### FONTE
####################

O Globo
Entender o grau de complexidade ditará a
diferença entre o sucesso na empreitada de votar a reforma e um novo fracasso
Poucas máximas têm sido tão difundidas em
2023 quanto “chegou a hora da reforma tributária”. Com sua aura um tanto
mística, ela tem provido parlamentares, ministros, empresários e analistas de
um otimismo e um grau de consenso raros no polarizado ambiente brasileiro. Mas
será tão simples assim aprovar a reforma do consumo, que cria a versão
brasileira do IVA, o Imposto sobre Valor Agregado, e tem a pretensão de trazer
previsibilidade ao caótico sistema tributário brasileiro?
Nesse debate de décadas, o diabo tem morado
nos detalhes. Será agora, a partir do conhecimento do texto do deputado
Aguinaldo Ribeiro (PP-PB), que eles começarão a aparecer e a gerar o dissenso
que muitos insistem ter sido afastado.
Temas como prazo de transição do atual
sistema de impostos sobre o consumo (principalmente ICMS) para o IVA, exceções
à alíquota geral do novo tributo, como estabelecer um “cash back” dessa
cobrança para pessoas de baixa renda (e de que renda e em que produtos), valor
extra a cobrar sobre produtos que causam malefício, fundo de equalização de
desigualdades regionais e compensação de incentivos suprimidos com a reforma. A
lista das possíveis tretas não para por aí.

####################

### ENUNCIADO DO EXERCÍCIO
No texto sobre a reforma tributária, qual imposto sobre o consumo aparece como o principal na transição do sistema atual para o IVA?

### DADOS FORNECIDOS
####################

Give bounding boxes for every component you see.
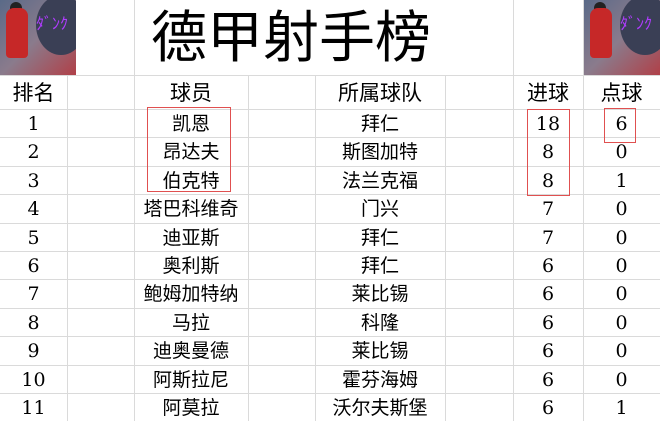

####################

### RESOLUÇÃO ESCRITA
O ICMS.